What is expected:
Transcribe each record exactly. Include every one.

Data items
▬▬▬▬▬▬▬▬▬▬

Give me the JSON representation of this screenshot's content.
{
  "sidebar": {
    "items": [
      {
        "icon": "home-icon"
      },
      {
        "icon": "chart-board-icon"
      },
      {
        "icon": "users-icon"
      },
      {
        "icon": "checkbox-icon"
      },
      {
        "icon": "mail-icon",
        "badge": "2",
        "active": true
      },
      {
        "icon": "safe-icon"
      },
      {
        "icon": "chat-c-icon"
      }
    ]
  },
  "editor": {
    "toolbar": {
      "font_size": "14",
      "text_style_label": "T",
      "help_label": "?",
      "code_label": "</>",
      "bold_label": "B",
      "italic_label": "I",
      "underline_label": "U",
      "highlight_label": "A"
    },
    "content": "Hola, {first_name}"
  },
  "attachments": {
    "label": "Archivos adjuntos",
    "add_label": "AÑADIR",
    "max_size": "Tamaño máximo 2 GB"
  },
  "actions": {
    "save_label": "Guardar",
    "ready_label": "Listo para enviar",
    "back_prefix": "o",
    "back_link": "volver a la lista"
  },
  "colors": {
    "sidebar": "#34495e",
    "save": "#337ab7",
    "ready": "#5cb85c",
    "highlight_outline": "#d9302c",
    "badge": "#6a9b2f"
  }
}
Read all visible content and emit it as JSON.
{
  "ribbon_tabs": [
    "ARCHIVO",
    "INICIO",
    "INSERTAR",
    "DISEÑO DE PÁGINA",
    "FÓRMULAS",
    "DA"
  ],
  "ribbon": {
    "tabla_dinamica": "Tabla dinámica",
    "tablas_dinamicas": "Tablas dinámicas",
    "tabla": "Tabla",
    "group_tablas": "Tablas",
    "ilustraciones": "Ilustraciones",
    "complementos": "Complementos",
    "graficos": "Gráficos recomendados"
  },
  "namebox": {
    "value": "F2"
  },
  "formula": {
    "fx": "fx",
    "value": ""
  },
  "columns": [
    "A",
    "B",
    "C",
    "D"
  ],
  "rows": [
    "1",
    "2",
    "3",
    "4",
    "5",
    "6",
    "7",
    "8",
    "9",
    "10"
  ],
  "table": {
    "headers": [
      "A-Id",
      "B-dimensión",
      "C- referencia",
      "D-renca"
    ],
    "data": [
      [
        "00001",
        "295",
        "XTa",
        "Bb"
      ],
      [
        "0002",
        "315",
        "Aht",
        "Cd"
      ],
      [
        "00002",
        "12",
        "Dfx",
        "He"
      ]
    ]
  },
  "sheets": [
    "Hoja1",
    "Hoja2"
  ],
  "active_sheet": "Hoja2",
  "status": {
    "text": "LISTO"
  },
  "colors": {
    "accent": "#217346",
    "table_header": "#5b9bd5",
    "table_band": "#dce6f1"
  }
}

▬▬▬▬▬▬▬▬▬▬

In response:
Give me the JSON representation of this screenshot's content.
{
  "sidebar": {
    "items": [
      {
        "icon": "home-icon"
      },
      {
        "icon": "chart-board-icon"
      },
      {
        "icon": "users-icon"
      },
      {
        "icon": "checkbox-icon"
      },
      {
        "icon": "mail-icon",
        "badge": "2",
        "active": true
      },
      {
        "icon": "safe-icon"
      },
      {
        "icon": "chat-c-icon"
      }
    ]
  },
  "editor": {
    "toolbar": {
      "font_size": "14",
      "text_style_label": "T",
      "help_label": "?",
      "code_label": "</>",
      "bold_label": "B",
      "italic_label": "I",
      "underline_label": "U",
      "highlight_label": "A"
    },
    "content": "Hola, {first_name}"
  },
  "attachments": {
    "label": "Archivos adjuntos",
    "add_label": "AÑADIR",
    "max_size": "Tamaño máximo 2 GB"
  },
  "actions": {
    "save_label": "Guardar",
    "ready_label": "Listo para enviar",
    "back_prefix": "o",
    "back_link": "volver a la lista"
  },
  "colors": {
    "sidebar": "#34495e",
    "save": "#337ab7",
    "ready": "#5cb85c",
    "highlight_outline": "#d9302c",
    "badge": "#6a9b2f"
  }
}
Read all visible content and emit it as JSON.
{
  "ribbon_tabs": [
    "ARCHIVO",
    "INICIO",
    "INSERTAR",
    "DISEÑO DE PÁGINA",
    "FÓRMULAS",
    "DA"
  ],
  "ribbon": {
    "tabla_dinamica": "Tabla dinámica",
    "tablas_dinamicas": "Tablas dinámicas",
    "tabla": "Tabla",
    "group_tablas": "Tablas",
    "ilustraciones": "Ilustraciones",
    "complementos": "Complementos",
    "graficos": "Gráficos recomendados"
  },
  "namebox": {
    "value": "F2"
  },
  "formula": {
    "fx": "fx",
    "value": ""
  },
  "columns": [
    "A",
    "B",
    "C",
    "D"
  ],
  "rows": [
    "1",
    "2",
    "3",
    "4",
    "5",
    "6",
    "7",
    "8",
    "9",
    "10"
  ],
  "table": {
    "headers": [
      "A-Id",
      "B-dimensión",
      "C- referencia",
      "D-renca"
    ],
    "data": [
      [
        "00001",
        "295",
        "XTa",
        "Bb"
      ],
      [
        "0002",
        "315",
        "Aht",
        "Cd"
      ],
      [
        "00002",
        "12",
        "Dfx",
        "He"
      ]
    ]
  },
  "sheets": [
    "Hoja1",
    "Hoja2"
  ],
  "active_sheet": "Hoja2",
  "status": {
    "text": "LISTO"
  },
  "colors": {
    "accent": "#217346",
    "table_header": "#5b9bd5",
    "table_band": "#dce6f1"
  }
}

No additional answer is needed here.